Rows from a figure dataset:
· · · · · · ·
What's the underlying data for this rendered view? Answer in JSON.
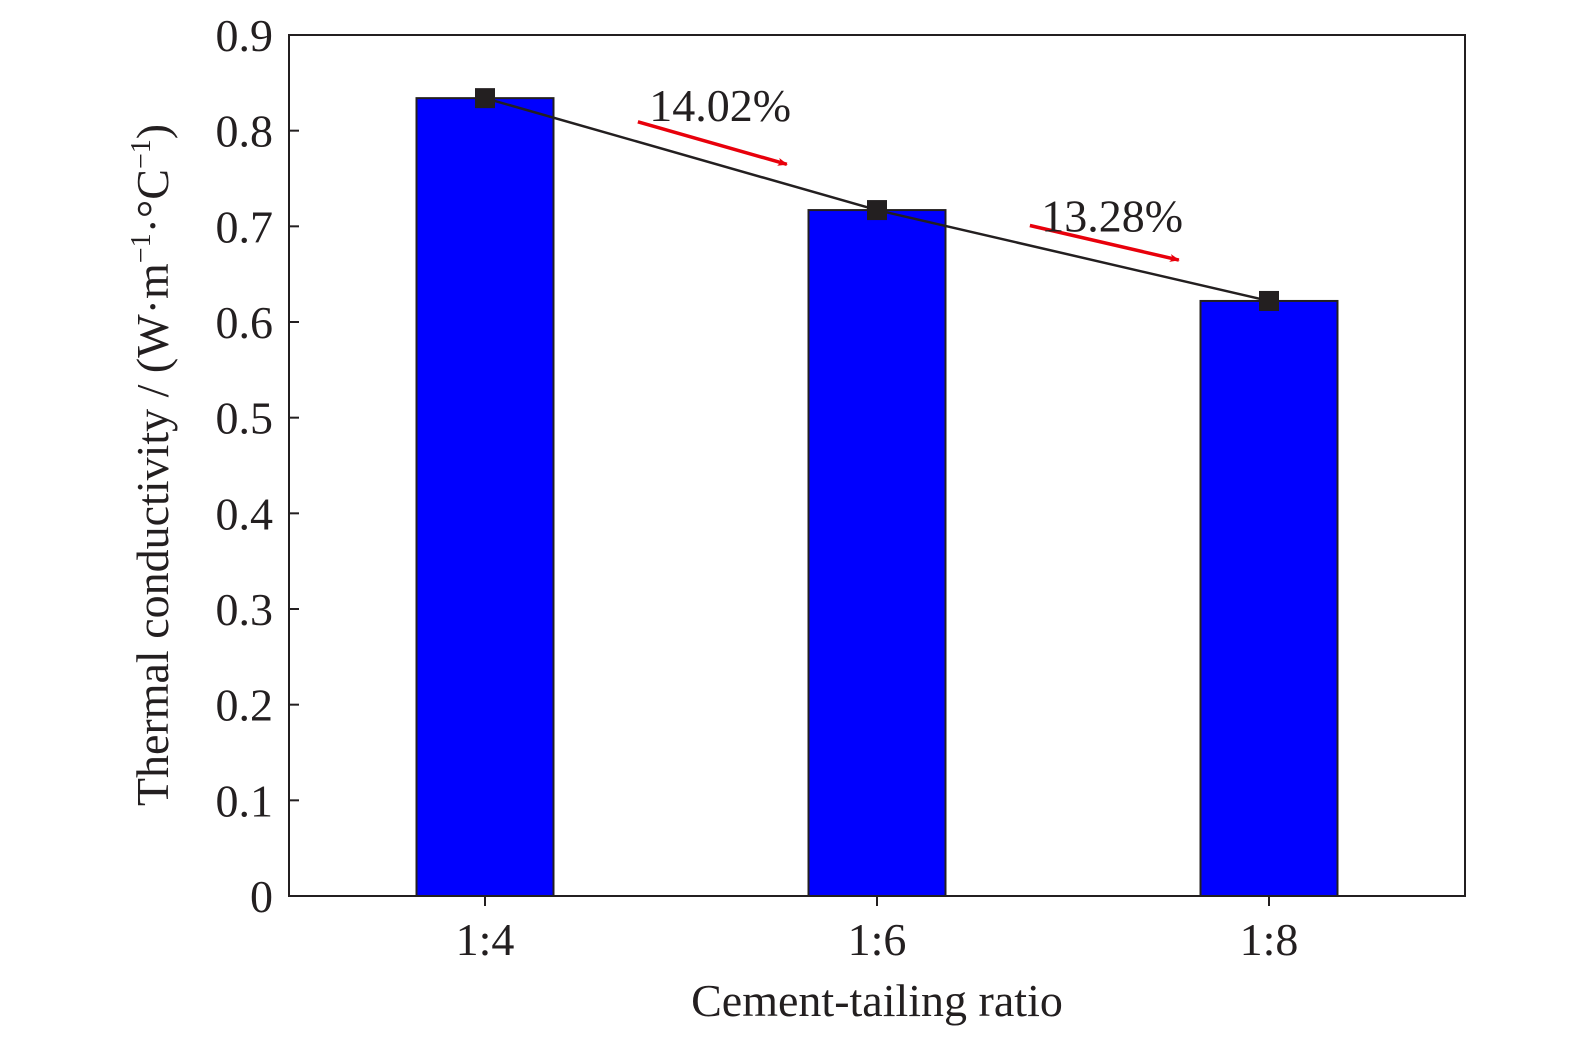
{
  "chart_data": {
    "type": "bar",
    "title": "",
    "xlabel": "Cement-tailing ratio",
    "ylabel_main": "Thermal conductivity / (W·m",
    "ylabel_sup1": "−1",
    "ylabel_mid": "·°C",
    "ylabel_sup2": "−1",
    "ylabel_end": ")",
    "categories": [
      "1:4",
      "1:6",
      "1:8"
    ],
    "values": [
      0.834,
      0.717,
      0.622
    ],
    "ylim": [
      0,
      0.9
    ],
    "yticks": [
      "0",
      "0.1",
      "0.2",
      "0.3",
      "0.4",
      "0.5",
      "0.6",
      "0.7",
      "0.8",
      "0.9"
    ],
    "bar_color": "#0000ff",
    "line_color": "#231f20",
    "marker": "square",
    "grid": false,
    "annotations": [
      {
        "text": "14.02%",
        "from_index": 0,
        "to_index": 1,
        "arrow_color": "#e8000b"
      },
      {
        "text": "13.28%",
        "from_index": 1,
        "to_index": 2,
        "arrow_color": "#e8000b"
      }
    ]
  }
}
· · · · · · ·
→ Exercise brief
The records above need to be given again exactly. Omit the pictures.

→ Solution
What's the underlying data for this rendered view? Answer in JSON.
{
  "chart_data": {
    "type": "bar",
    "title": "",
    "xlabel": "Cement-tailing ratio",
    "ylabel_main": "Thermal conductivity / (W·m",
    "ylabel_sup1": "−1",
    "ylabel_mid": "·°C",
    "ylabel_sup2": "−1",
    "ylabel_end": ")",
    "categories": [
      "1:4",
      "1:6",
      "1:8"
    ],
    "values": [
      0.834,
      0.717,
      0.622
    ],
    "ylim": [
      0,
      0.9
    ],
    "yticks": [
      "0",
      "0.1",
      "0.2",
      "0.3",
      "0.4",
      "0.5",
      "0.6",
      "0.7",
      "0.8",
      "0.9"
    ],
    "bar_color": "#0000ff",
    "line_color": "#231f20",
    "marker": "square",
    "grid": false,
    "annotations": [
      {
        "text": "14.02%",
        "from_index": 0,
        "to_index": 1,
        "arrow_color": "#e8000b"
      },
      {
        "text": "13.28%",
        "from_index": 1,
        "to_index": 2,
        "arrow_color": "#e8000b"
      }
    ]
  }
}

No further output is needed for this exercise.